◆ Job ◆
Locate each line containing the string "this" and copy it out.

** BEGIN Record set **

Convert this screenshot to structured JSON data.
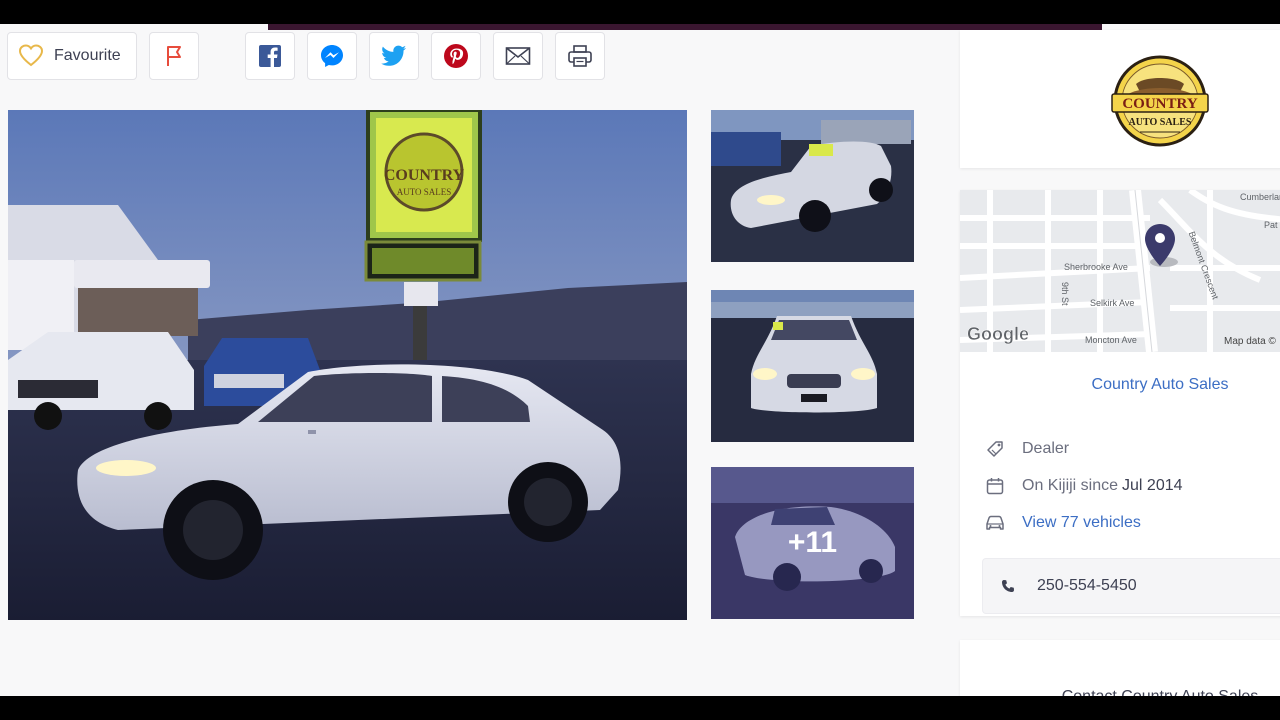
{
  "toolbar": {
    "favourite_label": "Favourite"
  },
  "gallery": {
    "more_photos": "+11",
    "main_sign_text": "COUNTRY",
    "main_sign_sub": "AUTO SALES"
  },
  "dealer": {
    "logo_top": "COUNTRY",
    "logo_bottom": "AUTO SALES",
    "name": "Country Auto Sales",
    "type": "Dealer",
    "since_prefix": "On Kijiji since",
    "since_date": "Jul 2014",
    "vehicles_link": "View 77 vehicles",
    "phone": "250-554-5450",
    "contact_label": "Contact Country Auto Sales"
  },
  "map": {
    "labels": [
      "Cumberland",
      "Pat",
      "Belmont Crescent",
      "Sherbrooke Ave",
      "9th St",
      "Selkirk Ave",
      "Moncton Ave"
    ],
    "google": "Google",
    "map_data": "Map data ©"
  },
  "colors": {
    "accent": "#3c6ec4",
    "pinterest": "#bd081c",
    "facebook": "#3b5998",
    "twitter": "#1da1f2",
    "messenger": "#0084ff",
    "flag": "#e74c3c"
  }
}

** END Record set **
** BEGIN Record set **

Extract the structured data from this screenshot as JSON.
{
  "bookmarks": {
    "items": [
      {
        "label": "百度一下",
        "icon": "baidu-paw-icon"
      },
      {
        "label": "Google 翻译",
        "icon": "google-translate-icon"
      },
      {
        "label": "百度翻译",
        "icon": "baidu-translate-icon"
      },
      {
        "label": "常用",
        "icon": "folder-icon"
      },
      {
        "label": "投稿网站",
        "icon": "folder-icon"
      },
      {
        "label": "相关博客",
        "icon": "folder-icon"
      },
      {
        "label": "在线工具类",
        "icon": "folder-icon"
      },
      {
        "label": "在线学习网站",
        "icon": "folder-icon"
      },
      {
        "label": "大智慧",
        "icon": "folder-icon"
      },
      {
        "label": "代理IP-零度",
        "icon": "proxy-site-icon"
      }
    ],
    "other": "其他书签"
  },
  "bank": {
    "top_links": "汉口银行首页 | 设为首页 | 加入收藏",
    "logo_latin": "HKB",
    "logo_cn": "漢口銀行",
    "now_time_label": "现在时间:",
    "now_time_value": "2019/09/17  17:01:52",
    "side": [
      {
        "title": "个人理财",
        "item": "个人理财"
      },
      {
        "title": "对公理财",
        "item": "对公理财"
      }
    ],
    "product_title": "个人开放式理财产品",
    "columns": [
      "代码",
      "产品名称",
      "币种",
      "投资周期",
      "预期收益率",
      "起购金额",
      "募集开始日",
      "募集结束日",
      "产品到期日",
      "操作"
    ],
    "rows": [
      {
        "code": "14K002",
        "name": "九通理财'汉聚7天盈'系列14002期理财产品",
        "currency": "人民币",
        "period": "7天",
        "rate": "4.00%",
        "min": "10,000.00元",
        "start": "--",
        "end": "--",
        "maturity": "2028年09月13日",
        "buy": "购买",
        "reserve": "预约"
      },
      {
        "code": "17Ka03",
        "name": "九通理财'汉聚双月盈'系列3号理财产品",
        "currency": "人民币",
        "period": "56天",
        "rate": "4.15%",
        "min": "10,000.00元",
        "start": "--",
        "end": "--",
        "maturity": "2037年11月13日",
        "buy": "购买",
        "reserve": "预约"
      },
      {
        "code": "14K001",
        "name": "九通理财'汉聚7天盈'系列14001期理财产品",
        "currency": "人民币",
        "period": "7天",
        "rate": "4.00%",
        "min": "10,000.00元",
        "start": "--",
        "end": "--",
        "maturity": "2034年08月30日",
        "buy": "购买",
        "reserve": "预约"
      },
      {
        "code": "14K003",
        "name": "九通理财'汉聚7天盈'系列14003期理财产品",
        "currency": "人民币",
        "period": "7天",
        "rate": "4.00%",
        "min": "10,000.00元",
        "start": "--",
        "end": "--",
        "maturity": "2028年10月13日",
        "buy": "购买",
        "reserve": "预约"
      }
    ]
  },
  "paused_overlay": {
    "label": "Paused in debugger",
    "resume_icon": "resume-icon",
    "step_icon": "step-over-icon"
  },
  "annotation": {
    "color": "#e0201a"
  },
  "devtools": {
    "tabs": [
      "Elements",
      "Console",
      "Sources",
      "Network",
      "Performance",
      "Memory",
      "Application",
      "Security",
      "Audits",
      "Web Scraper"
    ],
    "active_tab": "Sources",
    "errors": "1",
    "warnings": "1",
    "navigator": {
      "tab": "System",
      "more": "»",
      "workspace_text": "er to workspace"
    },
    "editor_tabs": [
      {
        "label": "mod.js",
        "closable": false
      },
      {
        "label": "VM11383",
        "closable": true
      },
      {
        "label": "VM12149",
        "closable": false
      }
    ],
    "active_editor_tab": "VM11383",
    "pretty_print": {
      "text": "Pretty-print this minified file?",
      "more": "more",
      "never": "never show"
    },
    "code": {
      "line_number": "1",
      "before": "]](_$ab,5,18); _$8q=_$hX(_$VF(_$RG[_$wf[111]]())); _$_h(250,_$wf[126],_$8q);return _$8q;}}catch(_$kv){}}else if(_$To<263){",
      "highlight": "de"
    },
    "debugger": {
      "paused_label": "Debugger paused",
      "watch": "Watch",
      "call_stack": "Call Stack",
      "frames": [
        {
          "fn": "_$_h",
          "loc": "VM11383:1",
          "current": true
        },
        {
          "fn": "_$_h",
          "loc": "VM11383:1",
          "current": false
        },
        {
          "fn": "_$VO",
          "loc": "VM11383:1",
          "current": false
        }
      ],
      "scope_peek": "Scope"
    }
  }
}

** END Record set **

◆ Solution below ◆
Convert this screenshot to structured JSON data.
Extract the structured data from this screenshot as JSON.
      "text": "Pretty-print this minified file?",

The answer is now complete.